-- Work to do --
Search the records below for the word "Sponsored" and show every line where it occurs.

-- Supplied records --
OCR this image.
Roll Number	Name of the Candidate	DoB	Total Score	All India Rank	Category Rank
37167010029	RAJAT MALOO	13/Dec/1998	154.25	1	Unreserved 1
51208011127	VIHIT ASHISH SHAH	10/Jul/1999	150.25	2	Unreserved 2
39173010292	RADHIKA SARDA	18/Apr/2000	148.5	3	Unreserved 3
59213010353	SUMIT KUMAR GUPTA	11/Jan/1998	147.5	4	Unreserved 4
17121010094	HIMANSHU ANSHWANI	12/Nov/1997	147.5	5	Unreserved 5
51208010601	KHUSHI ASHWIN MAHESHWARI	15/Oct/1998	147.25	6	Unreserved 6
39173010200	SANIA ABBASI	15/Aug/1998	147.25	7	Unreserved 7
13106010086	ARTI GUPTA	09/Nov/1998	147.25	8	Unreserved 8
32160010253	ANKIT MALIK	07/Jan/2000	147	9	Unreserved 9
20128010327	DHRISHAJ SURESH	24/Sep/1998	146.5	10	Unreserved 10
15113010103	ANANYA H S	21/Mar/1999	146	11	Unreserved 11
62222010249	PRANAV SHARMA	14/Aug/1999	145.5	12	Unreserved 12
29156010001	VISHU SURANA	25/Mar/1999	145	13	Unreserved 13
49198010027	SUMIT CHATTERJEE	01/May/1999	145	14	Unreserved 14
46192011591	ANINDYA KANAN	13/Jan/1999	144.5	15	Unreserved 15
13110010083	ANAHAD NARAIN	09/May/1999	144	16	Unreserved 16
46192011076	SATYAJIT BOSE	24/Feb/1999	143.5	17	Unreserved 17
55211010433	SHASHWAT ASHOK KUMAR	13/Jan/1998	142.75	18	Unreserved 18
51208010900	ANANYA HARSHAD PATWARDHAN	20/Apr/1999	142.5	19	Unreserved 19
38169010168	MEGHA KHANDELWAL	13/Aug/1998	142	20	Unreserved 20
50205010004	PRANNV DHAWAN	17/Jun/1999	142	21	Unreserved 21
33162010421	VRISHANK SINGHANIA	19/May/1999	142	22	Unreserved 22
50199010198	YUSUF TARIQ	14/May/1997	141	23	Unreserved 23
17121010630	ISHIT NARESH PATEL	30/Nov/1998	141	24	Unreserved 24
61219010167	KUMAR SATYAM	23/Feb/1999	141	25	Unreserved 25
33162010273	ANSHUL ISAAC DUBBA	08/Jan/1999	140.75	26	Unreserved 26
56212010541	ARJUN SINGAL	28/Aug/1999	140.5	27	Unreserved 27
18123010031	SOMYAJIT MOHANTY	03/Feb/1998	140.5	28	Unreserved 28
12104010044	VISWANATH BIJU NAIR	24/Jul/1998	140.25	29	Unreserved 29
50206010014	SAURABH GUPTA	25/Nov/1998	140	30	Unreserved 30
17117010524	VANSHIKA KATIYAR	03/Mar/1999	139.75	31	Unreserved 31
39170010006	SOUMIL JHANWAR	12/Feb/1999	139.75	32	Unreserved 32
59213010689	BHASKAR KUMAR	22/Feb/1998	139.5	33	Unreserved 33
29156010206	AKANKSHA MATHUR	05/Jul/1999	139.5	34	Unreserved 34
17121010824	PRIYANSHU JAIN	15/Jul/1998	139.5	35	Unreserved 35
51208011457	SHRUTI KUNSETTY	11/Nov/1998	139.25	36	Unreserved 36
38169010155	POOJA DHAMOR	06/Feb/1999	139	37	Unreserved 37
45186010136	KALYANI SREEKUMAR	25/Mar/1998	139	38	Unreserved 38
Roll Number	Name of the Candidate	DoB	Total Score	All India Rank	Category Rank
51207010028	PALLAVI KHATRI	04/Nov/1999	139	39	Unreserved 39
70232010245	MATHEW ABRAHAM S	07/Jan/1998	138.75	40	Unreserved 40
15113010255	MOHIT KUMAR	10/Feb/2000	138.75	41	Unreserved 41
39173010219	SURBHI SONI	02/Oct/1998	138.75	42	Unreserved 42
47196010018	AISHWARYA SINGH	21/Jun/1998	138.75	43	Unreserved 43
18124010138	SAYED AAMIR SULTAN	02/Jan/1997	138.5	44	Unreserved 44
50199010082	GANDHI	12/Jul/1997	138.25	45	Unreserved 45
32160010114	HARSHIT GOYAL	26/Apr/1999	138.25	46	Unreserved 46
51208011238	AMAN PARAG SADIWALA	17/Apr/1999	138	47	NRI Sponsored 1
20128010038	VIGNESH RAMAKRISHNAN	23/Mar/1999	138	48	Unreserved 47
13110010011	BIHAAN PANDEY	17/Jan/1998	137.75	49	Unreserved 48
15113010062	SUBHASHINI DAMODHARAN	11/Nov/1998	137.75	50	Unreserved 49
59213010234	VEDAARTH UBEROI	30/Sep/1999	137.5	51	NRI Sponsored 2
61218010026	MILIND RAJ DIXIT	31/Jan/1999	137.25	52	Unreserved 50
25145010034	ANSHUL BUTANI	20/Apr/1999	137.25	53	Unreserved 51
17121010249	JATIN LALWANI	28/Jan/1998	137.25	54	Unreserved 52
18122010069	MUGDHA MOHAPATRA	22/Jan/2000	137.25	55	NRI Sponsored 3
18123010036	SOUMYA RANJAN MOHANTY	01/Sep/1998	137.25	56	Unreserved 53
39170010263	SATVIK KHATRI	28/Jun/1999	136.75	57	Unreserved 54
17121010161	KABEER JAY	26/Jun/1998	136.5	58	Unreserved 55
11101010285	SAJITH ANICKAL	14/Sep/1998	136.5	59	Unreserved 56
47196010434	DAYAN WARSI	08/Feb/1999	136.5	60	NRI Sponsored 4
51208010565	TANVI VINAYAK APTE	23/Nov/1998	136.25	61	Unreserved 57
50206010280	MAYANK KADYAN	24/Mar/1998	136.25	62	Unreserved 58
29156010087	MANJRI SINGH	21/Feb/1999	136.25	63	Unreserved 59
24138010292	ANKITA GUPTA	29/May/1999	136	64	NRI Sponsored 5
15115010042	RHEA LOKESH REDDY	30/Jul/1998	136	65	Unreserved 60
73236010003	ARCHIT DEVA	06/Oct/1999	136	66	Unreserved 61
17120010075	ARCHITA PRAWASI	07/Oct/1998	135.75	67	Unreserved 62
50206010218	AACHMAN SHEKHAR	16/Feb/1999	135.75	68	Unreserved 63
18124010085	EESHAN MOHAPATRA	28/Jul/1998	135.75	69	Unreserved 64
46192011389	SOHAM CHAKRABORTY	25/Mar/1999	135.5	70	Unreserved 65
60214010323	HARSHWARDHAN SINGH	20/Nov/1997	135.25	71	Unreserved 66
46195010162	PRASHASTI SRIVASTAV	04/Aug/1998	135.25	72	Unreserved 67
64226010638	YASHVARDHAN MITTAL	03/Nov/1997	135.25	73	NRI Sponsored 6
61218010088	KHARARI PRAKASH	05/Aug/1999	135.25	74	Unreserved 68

...

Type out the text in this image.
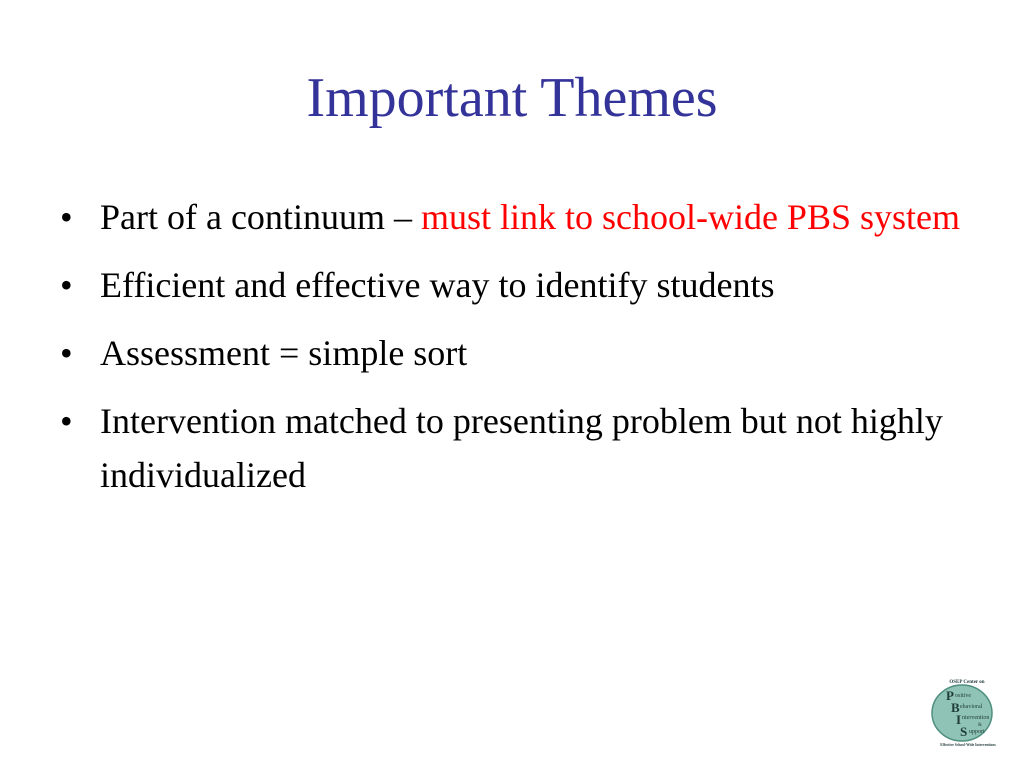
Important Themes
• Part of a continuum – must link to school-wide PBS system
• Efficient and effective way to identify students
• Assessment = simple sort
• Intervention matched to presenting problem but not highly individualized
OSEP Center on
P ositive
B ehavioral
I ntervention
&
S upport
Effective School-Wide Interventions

-- Task result --
51208011238	AMAN PARAG SADIWALA	17/Apr/1999	138	47	NRI Sponsored 1
59213010234	VEDAARTH UBEROI	30/Sep/1999	137.5	51	NRI Sponsored 2
18122010069	MUGDHA MOHAPATRA	22/Jan/2000	137.25	55	NRI Sponsored 3
47196010434	DAYAN WARSI	08/Feb/1999	136.5	60	NRI Sponsored 4
24138010292	ANKITA GUPTA	29/May/1999	136	64	NRI Sponsored 5
64226010638	YASHVARDHAN MITTAL	03/Nov/1997	135.25	73	NRI Sponsored 6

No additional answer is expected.